Task description:
State how many lines in the records hold the word "this", giving the number and no other text.

※ ※ ※

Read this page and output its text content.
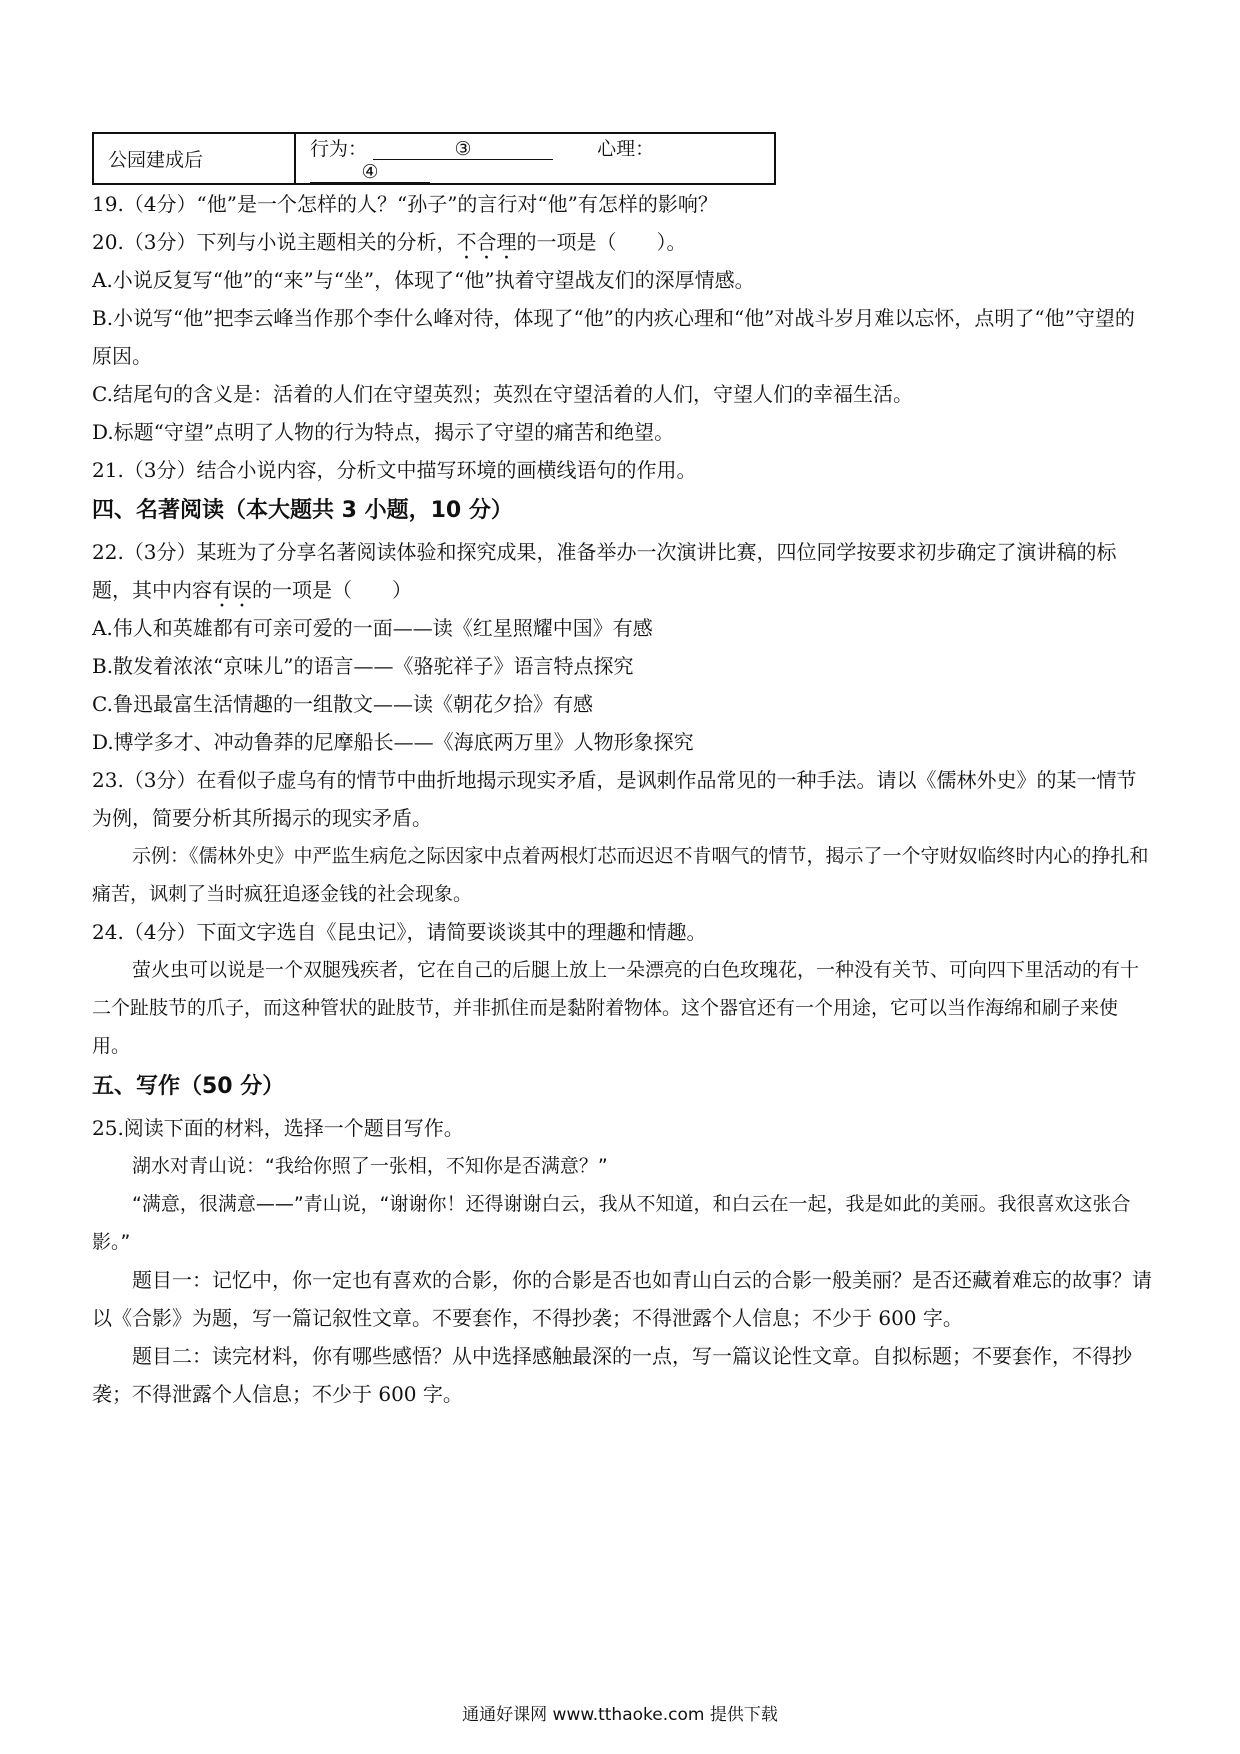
公园建成后	行为：	③	心理： ④

19.（4分）“他”是一个怎样的人？“孙子”的言行对“他”有怎样的影响？

20.（3分）下列与小说主题相关的分析，不合理的一项是（　　）。

A.小说反复写“他”的“来”与“坐”，体现了“他”执着守望战友们的深厚情感。

B.小说写“他”把李云峰当作那个李什么峰对待，体现了“他”的内疚心理和“他”对战斗岁月难以忘怀，点明了“他”守望的原因。

C.结尾句的含义是：活着的人们在守望英烈；英烈在守望活着的人们，守望人们的幸福生活。

D.标题“守望”点明了人物的行为特点，揭示了守望的痛苦和绝望。

21.（3分）结合小说内容，分析文中描写环境的画横线语句的作用。

四、名著阅读（本大题共 3 小题，10 分）

22.（3分）某班为了分享名著阅读体验和探究成果，准备举办一次演讲比赛，四位同学按要求初步确定了演讲稿的标题，其中内容有误的一项是（　　）

A.伟人和英雄都有可亲可爱的一面——读《红星照耀中国》有感

B.散发着浓浓“京味儿”的语言——《骆驼祥子》语言特点探究

C.鲁迅最富生活情趣的一组散文——读《朝花夕拾》有感

D.博学多才、冲动鲁莽的尼摩船长——《海底两万里》人物形象探究

23.（3分）在看似子虚乌有的情节中曲折地揭示现实矛盾，是讽刺作品常见的一种手法。请以《儒林外史》的某一情节为例，简要分析其所揭示的现实矛盾。

示例：《儒林外史》中严监生病危之际因家中点着两根灯芯而迟迟不肯咽气的情节，揭示了一个守财奴临终时内心的挣扎和痛苦，讽刺了当时疯狂追逐金钱的社会现象。

24.（4分）下面文字选自《昆虫记》，请简要谈谈其中的理趣和情趣。

萤火虫可以说是一个双腿残疾者，它在自己的后腿上放上一朵漂亮的白色玫瑰花，一种没有关节、可向四下里活动的有十二个趾肢节的爪子，而这种管状的趾肢节，并非抓住而是黏附着物体。这个器官还有一个用途，它可以当作海绵和刷子来使用。

五、写作（50 分）

25.阅读下面的材料，选择一个题目写作。

湖水对青山说：“我给你照了一张相，不知你是否满意？”

“满意，很满意——”青山说，“谢谢你！还得谢谢白云，我从不知道，和白云在一起，我是如此的美丽。我很喜欢这张合影。”

题目一：记忆中，你一定也有喜欢的合影，你的合影是否也如青山白云的合影一般美丽？是否还藏着难忘的故事？请以《合影》为题，写一篇记叙性文章。不要套作，不得抄袭；不得泄露个人信息；不少于 600 字。

题目二：读完材料，你有哪些感悟？从中选择感触最深的一点，写一篇议论性文章。自拟标题；不要套作，不得抄袭；不得泄露个人信息；不少于 600 字。

通通好课网 www.tthaoke.com 提供下载
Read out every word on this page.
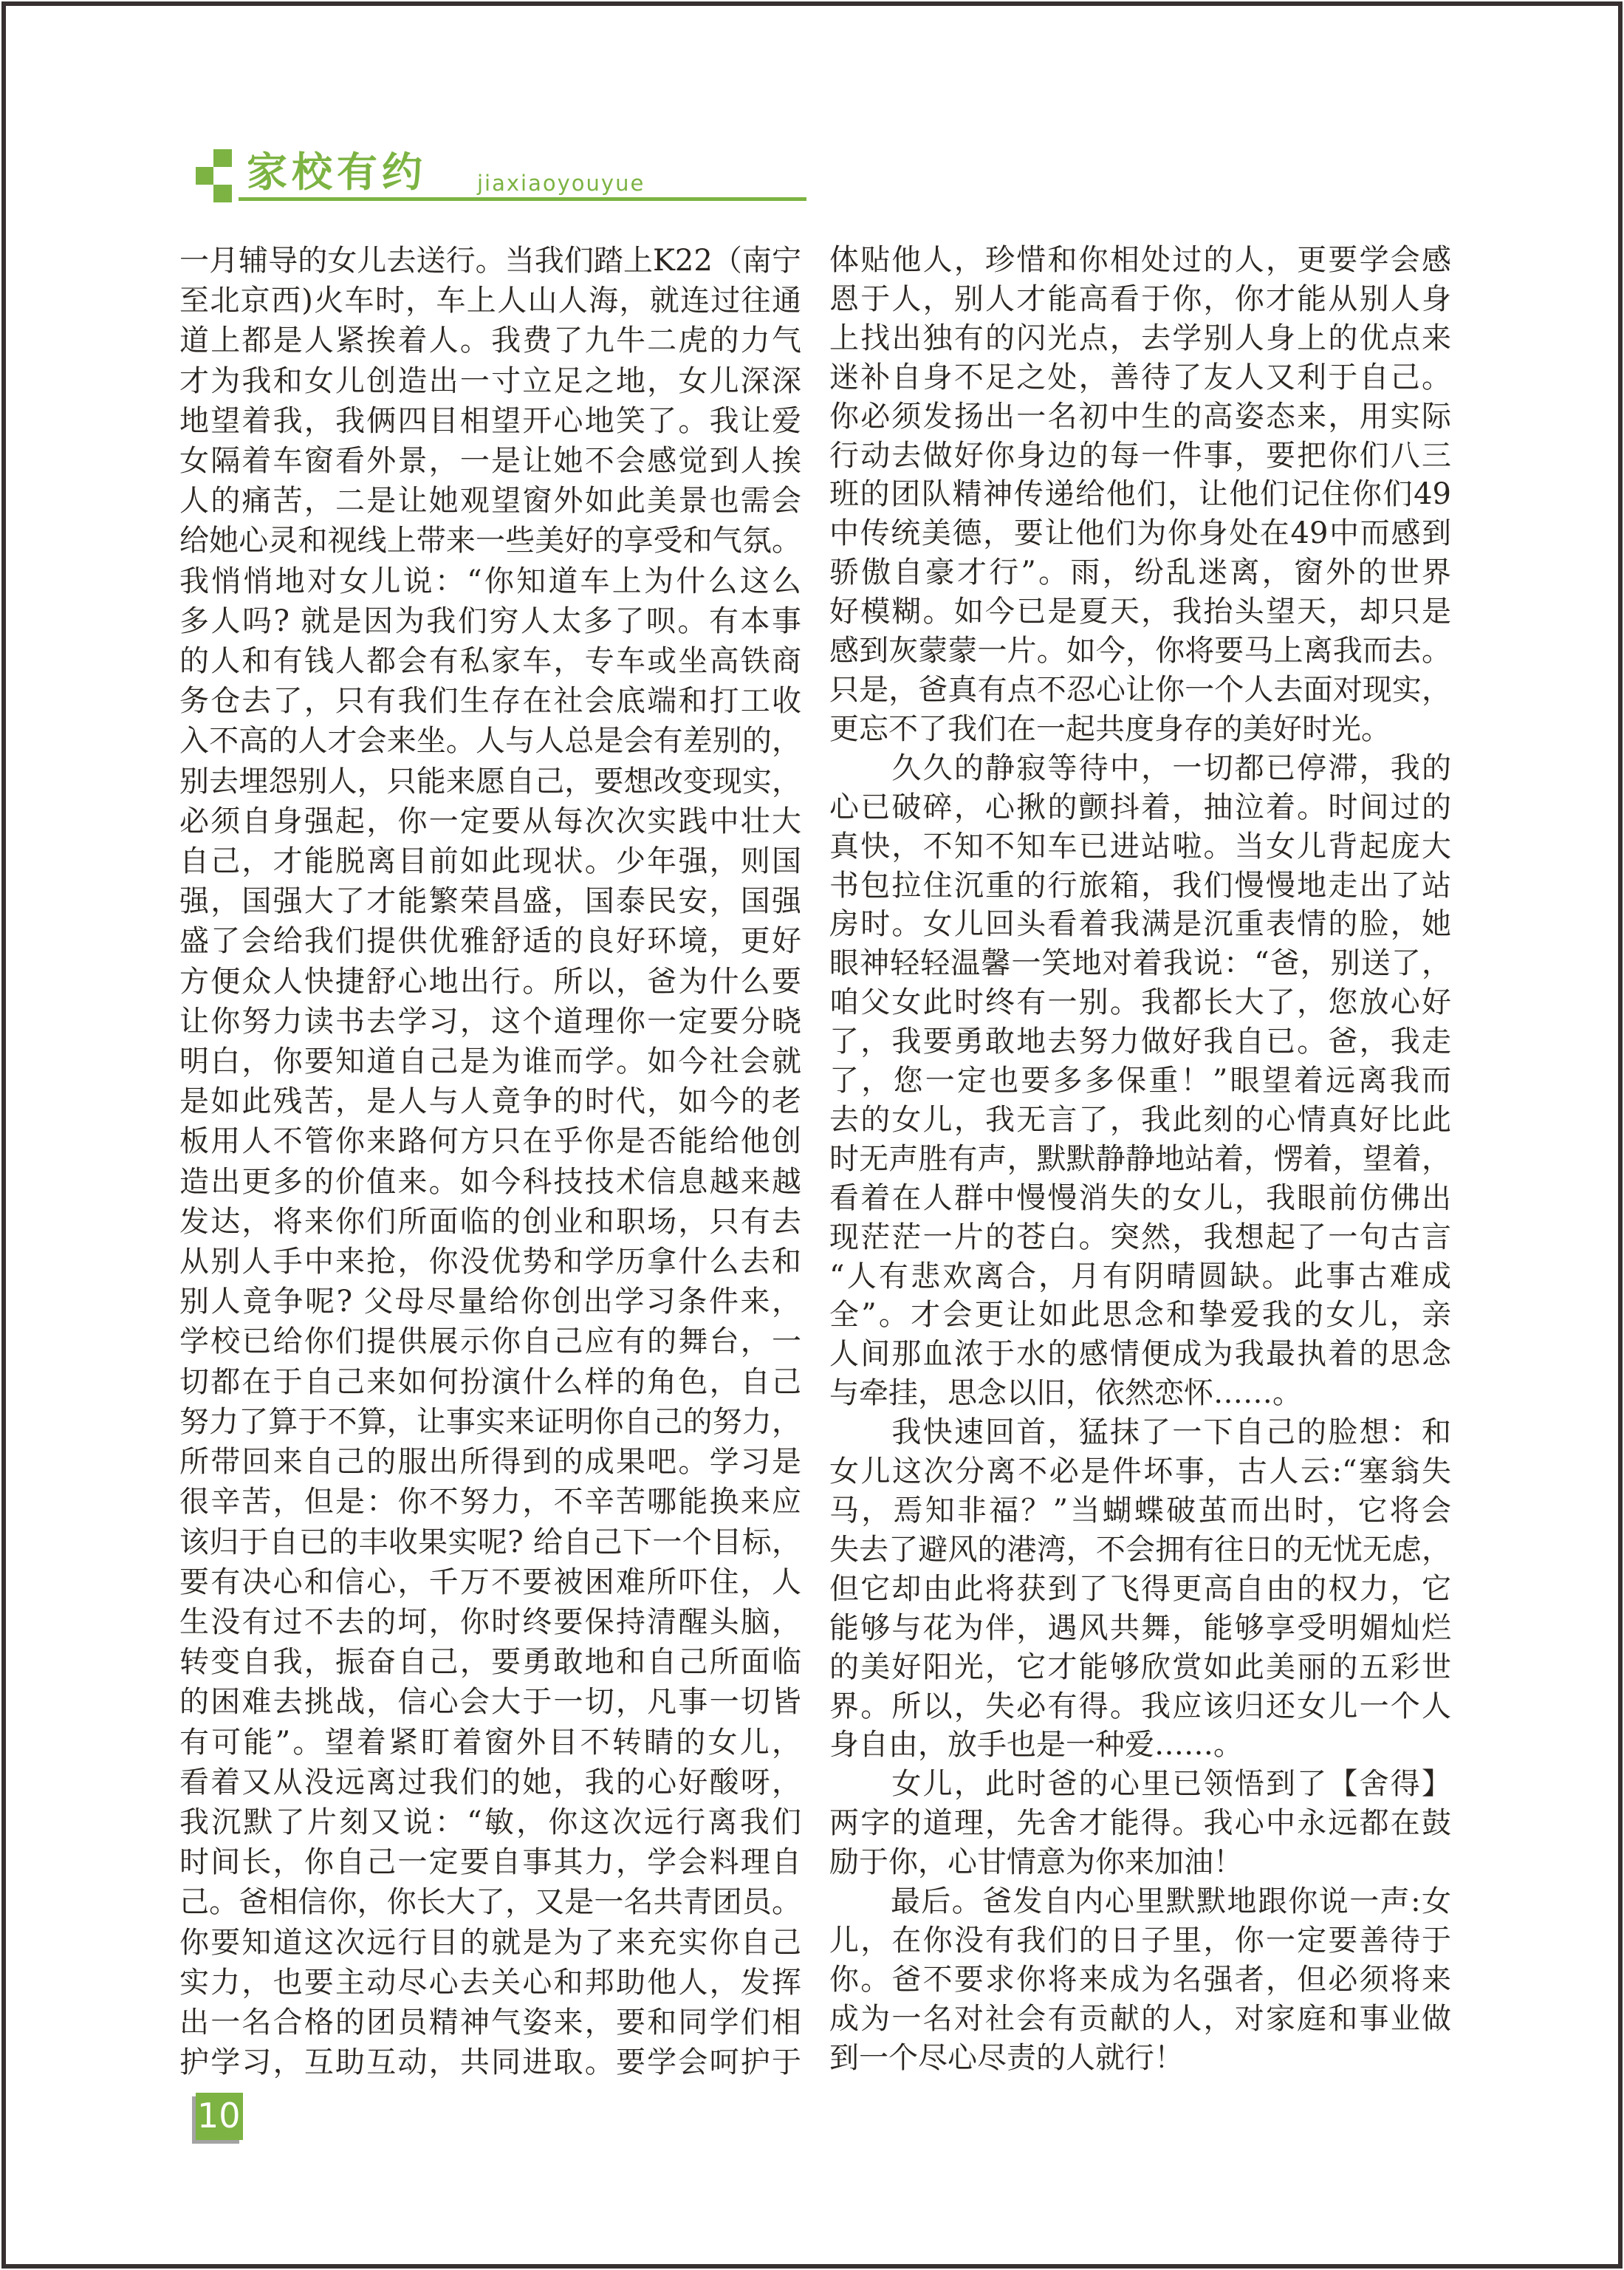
家校有约 jiaxiaoyouyue
一月辅导的女儿去送行。当我们踏上K22（南宁
至北京西)火车时，车上人山人海，就连过往通
道上都是人紧挨着人。我费了九牛二虎的力气
才为我和女儿创造出一寸立足之地，女儿深深
地望着我，我俩四目相望开心地笑了。我让爱
女隔着车窗看外景，一是让她不会感觉到人挨
人的痛苦，二是让她观望窗外如此美景也需会
给她心灵和视线上带来一些美好的享受和气氛。
我悄悄地对女儿说：“你知道车上为什么这么
多人吗? 就是因为我们穷人太多了呗。有本事
的人和有钱人都会有私家车，专车或坐高铁商
务仓去了，只有我们生存在社会底端和打工收
入不高的人才会来坐。人与人总是会有差别的，
别去埋怨别人，只能来愿自己，要想改变现实，
必须自身强起，你一定要从每次次实践中壮大
自己，才能脱离目前如此现状。少年强，则国
强，国强大了才能繁荣昌盛，国泰民安，国强
盛了会给我们提供优雅舒适的良好环境，更好
方便众人快捷舒心地出行。所以，爸为什么要
让你努力读书去学习，这个道理你一定要分晓
明白，你要知道自己是为谁而学。如今社会就
是如此残苦，是人与人竟争的时代，如今的老
板用人不管你来路何方只在乎你是否能给他创
造出更多的价值来。如今科技技术信息越来越
发达，将来你们所面临的创业和职场，只有去
从别人手中来抢，你没优势和学历拿什么去和
别人竟争呢? 父母尽量给你创出学习条件来，
学校已给你们提供展示你自己应有的舞台，一
切都在于自己来如何扮演什么样的角色，自己
努力了算于不算，让事实来证明你自己的努力，
所带回来自己的服出所得到的成果吧。学习是
很辛苦，但是：你不努力，不辛苦哪能换来应
该归于自已的丰收果实呢? 给自己下一个目标，
要有决心和信心，千万不要被困难所吓住，人
生没有过不去的坷，你时终要保持清醒头脑，
转变自我，振奋自己，要勇敢地和自己所面临
的困难去挑战，信心会大于一切，凡事一切皆
有可能”。望着紧盯着窗外目不转睛的女儿，
看着又从没远离过我们的她，我的心好酸呀，
我沉默了片刻又说：“敏，你这次远行离我们
时间长，你自己一定要自事其力，学会料理自
己。爸相信你，你长大了，又是一名共青团员。
你要知道这次远行目的就是为了来充实你自己
实力，也要主动尽心去关心和邦助他人，发挥
出一名合格的团员精神气姿来，要和同学们相
护学习，互助互动，共同进取。要学会呵护于
体贴他人，珍惜和你相处过的人，更要学会感
恩于人，别人才能高看于你，你才能从别人身
上找出独有的闪光点，去学别人身上的优点来
迷补自身不足之处，善待了友人又利于自己。
你必须发扬出一名初中生的高姿态来，用实际
行动去做好你身边的每一件事，要把你们八三
班的团队精神传递给他们，让他们记住你们49
中传统美德，要让他们为你身处在49中而感到
骄傲自豪才行”。雨，纷乱迷离，窗外的世界
好模糊。如今已是夏天，我抬头望天，却只是
感到灰蒙蒙一片。如今，你将要马上离我而去。
只是，爸真有点不忍心让你一个人去面对现实，
更忘不了我们在一起共度身存的美好时光。
　　久久的静寂等待中，一切都已停滞，我的
心已破碎，心揪的颤抖着，抽泣着。时间过的
真快，不知不知车已进站啦。当女儿背起庞大
书包拉住沉重的行旅箱，我们慢慢地走出了站
房时。女儿回头看着我满是沉重表情的脸，她
眼神轻轻温馨一笑地对着我说：“爸，别送了，
咱父女此时终有一别。我都长大了，您放心好
了，我要勇敢地去努力做好我自已。爸，我走
了，您一定也要多多保重！”眼望着远离我而
去的女儿，我无言了，我此刻的心情真好比此
时无声胜有声，默默静静地站着，愣着，望着，
看着在人群中慢慢消失的女儿，我眼前仿佛出
现茫茫一片的苍白。突然，我想起了一句古言
“人有悲欢离合，月有阴晴圆缺。此事古难成
全”。才会更让如此思念和挚爱我的女儿，亲
人间那血浓于水的感情便成为我最执着的思念
与牵挂，思念以旧，依然恋怀……。
　　我快速回首，猛抹了一下自己的脸想：和
女儿这次分离不必是件坏事，古人云:“塞翁失
马，焉知非福？”当蝴蝶破茧而出时，它将会
失去了避风的港湾，不会拥有往日的无忧无虑，
但它却由此将获到了飞得更高自由的权力，它
能够与花为伴，遇风共舞，能够享受明媚灿烂
的美好阳光，它才能够欣赏如此美丽的五彩世
界。所以，失必有得。我应该归还女儿一个人
身自由，放手也是一种爱……。
　　女儿，此时爸的心里已领悟到了【舍得】
两字的道理，先舍才能得。我心中永远都在鼓
励于你，心甘情意为你来加油！
　　最后。爸发自内心里默默地跟你说一声:女
儿，在你没有我们的日子里，你一定要善待于
你。爸不要求你将来成为名强者，但必须将来
成为一名对社会有贡献的人，对家庭和事业做
到一个尽心尽责的人就行！
105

※ ※ ※

Written solution:
2